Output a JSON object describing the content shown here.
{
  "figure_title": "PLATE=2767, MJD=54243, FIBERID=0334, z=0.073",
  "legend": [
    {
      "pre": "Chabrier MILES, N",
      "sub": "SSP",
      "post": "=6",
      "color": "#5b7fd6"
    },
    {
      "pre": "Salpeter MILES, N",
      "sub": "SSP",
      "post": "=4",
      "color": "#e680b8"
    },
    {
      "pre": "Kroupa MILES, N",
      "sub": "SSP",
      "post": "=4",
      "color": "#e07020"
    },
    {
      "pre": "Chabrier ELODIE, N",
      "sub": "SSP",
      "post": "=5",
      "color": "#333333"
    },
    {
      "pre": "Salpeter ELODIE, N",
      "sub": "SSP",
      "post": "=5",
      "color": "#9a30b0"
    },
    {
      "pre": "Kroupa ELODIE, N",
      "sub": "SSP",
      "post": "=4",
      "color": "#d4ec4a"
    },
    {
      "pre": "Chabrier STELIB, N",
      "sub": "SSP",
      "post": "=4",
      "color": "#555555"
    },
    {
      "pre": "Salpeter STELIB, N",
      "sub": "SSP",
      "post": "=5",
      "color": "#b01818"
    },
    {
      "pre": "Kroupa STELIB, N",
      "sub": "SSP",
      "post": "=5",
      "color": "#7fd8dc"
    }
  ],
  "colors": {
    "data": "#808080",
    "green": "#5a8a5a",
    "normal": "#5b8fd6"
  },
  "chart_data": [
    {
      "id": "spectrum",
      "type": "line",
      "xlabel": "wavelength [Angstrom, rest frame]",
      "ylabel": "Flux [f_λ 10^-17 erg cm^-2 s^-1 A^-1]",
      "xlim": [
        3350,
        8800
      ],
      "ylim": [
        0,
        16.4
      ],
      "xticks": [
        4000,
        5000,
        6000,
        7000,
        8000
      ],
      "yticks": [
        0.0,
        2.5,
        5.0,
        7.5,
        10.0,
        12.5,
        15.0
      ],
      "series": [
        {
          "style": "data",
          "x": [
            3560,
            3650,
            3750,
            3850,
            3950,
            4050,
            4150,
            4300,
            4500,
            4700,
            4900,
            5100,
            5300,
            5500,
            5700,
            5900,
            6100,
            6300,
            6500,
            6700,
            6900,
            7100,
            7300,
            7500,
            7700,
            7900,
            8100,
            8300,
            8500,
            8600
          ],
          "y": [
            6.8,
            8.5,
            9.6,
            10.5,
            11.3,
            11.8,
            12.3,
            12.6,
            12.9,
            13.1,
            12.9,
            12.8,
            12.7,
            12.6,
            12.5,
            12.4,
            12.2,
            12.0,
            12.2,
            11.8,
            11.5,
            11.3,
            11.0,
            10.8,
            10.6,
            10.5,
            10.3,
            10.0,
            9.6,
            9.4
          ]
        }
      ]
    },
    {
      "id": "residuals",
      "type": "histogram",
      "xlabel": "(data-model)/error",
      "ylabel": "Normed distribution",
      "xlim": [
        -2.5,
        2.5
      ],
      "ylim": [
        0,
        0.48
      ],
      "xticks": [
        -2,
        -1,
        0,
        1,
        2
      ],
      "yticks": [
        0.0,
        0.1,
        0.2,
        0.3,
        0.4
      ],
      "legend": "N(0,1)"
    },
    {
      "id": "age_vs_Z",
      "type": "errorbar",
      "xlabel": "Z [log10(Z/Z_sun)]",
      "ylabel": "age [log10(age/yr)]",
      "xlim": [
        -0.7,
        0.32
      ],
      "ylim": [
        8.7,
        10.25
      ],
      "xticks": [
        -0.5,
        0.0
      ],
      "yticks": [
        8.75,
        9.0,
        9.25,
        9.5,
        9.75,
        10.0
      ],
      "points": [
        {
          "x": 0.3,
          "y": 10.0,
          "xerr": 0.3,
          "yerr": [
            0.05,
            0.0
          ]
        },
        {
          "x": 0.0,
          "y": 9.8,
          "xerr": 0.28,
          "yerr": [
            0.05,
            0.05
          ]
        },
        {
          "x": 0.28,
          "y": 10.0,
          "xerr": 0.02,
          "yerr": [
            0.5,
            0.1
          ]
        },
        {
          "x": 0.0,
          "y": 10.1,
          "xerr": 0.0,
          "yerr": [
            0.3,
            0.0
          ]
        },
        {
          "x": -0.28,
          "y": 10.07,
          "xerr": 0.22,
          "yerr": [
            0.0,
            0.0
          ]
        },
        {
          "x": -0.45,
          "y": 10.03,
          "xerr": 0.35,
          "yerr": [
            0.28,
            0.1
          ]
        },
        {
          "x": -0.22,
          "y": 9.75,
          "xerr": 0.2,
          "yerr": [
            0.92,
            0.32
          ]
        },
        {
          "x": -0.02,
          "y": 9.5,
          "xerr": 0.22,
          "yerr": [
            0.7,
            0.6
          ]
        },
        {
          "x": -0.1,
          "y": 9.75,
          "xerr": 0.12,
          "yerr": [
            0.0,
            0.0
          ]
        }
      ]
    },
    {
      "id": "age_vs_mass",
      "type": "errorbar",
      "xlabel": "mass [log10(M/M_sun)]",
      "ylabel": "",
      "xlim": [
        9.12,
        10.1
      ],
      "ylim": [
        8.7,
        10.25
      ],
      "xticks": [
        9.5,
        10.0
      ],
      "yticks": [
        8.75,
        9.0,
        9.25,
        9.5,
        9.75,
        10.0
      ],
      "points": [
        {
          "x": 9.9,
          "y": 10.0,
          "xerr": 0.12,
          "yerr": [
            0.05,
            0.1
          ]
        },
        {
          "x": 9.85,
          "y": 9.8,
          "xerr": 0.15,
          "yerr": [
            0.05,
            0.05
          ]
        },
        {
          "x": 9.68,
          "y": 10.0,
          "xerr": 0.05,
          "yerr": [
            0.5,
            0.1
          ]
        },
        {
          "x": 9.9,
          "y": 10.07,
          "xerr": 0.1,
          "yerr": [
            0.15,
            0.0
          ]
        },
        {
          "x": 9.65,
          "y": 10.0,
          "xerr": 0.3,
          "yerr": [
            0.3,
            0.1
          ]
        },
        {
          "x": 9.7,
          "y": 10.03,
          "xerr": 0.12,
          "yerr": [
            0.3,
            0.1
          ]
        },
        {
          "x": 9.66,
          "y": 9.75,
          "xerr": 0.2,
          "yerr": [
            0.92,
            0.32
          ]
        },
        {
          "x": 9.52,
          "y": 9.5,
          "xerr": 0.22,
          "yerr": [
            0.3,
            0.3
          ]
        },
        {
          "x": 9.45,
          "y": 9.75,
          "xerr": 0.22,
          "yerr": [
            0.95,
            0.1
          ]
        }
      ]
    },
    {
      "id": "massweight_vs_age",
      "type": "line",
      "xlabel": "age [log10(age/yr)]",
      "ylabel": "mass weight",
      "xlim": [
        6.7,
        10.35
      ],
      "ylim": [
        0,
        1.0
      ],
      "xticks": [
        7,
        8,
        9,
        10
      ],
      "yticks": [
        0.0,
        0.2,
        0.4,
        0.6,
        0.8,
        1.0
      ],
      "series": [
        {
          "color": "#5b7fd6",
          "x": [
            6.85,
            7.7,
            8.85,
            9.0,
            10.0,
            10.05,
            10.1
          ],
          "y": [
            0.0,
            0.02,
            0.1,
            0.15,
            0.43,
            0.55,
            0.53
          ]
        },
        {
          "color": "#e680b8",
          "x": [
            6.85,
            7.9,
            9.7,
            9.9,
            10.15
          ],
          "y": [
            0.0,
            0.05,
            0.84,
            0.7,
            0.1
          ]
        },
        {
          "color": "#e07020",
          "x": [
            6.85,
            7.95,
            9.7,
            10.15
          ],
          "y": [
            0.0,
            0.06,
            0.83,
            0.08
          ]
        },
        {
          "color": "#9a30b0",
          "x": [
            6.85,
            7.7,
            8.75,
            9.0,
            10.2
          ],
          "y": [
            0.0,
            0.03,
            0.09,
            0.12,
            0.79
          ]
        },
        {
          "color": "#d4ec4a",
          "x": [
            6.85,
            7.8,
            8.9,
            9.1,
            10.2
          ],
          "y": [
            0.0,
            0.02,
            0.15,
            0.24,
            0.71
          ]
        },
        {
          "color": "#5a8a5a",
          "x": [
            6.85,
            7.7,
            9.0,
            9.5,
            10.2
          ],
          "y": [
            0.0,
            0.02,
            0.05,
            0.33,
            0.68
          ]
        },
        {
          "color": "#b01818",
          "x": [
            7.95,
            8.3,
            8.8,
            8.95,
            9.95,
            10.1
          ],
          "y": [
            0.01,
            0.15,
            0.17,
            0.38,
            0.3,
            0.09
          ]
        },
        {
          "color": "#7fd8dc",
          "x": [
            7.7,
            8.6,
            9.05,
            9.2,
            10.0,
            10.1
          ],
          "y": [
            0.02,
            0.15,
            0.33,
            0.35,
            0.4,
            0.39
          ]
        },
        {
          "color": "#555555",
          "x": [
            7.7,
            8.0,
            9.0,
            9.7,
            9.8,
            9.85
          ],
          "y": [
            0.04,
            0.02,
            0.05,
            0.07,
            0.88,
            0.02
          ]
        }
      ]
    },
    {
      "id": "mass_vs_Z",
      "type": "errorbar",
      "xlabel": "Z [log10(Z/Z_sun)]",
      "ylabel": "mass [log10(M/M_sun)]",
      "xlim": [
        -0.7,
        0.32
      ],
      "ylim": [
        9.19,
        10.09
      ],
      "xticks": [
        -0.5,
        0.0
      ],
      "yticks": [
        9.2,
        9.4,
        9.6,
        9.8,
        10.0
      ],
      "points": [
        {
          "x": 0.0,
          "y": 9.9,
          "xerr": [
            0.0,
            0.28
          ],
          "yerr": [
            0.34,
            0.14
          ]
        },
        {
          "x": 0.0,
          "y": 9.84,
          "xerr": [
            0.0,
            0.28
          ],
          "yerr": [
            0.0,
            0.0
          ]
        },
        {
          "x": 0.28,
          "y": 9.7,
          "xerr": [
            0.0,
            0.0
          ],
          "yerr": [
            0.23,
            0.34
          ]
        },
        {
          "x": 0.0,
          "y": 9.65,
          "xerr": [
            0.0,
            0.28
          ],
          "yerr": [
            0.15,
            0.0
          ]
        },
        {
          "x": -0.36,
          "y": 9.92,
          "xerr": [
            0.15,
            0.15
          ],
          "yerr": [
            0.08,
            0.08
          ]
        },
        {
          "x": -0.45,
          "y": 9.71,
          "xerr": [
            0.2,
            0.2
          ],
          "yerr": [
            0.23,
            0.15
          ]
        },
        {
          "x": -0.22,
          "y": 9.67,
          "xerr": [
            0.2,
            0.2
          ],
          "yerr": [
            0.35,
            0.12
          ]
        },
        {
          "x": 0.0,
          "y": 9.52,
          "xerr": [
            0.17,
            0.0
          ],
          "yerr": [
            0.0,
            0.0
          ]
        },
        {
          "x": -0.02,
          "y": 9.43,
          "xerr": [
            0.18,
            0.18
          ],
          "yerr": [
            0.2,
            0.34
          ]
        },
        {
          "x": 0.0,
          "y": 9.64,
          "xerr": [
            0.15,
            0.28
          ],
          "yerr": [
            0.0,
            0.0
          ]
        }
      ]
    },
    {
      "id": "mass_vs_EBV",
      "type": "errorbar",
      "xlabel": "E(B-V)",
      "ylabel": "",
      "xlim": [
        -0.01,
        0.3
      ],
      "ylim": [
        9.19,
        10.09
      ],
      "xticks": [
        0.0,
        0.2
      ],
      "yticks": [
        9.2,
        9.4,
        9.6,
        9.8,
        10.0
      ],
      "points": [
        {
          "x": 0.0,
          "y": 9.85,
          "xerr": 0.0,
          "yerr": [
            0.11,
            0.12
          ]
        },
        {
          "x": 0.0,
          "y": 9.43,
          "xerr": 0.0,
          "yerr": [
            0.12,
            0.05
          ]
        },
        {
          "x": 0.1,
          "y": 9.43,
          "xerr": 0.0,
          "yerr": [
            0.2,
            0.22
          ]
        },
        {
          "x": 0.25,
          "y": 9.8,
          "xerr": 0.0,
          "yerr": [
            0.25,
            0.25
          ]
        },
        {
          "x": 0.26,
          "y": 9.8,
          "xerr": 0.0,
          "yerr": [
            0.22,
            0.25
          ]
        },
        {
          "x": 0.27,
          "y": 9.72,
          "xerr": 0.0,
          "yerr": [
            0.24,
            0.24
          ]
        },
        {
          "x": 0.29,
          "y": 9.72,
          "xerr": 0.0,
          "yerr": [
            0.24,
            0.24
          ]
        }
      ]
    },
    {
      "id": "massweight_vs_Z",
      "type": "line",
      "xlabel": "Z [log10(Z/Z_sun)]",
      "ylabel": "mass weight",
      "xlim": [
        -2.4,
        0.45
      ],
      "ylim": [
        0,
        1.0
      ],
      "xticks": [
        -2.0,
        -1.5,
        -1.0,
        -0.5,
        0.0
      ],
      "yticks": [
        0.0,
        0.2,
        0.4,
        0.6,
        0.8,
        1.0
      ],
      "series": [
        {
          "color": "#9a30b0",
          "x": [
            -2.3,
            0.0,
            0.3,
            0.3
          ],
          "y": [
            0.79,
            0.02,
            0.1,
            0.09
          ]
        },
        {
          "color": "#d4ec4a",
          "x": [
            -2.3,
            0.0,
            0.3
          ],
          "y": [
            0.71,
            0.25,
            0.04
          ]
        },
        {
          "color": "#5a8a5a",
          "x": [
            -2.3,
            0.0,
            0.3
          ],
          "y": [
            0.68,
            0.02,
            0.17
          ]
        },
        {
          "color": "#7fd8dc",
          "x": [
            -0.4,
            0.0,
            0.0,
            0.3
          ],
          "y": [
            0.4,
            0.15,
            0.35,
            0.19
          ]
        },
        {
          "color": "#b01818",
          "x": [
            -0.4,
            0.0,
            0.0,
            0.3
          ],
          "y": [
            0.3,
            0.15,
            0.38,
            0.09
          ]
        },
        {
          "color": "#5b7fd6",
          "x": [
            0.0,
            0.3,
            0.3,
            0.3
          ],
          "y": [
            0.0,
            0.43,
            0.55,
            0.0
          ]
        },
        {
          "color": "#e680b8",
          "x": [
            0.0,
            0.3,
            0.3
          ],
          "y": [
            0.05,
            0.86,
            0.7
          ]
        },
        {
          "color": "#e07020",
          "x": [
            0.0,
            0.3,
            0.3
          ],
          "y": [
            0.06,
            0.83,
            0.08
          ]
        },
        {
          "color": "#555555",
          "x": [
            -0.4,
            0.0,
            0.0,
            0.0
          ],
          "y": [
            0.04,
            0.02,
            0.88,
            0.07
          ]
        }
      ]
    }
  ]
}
****************
REQUIRED TASK ▸
Filter the listing above by the word "Kroupa"; copy each line that passes.

RESULT FOR THIS TASK ▸
      "pre": "Kroupa MILES, N",
      "pre": "Kroupa ELODIE, N",
      "pre": "Kroupa STELIB, N",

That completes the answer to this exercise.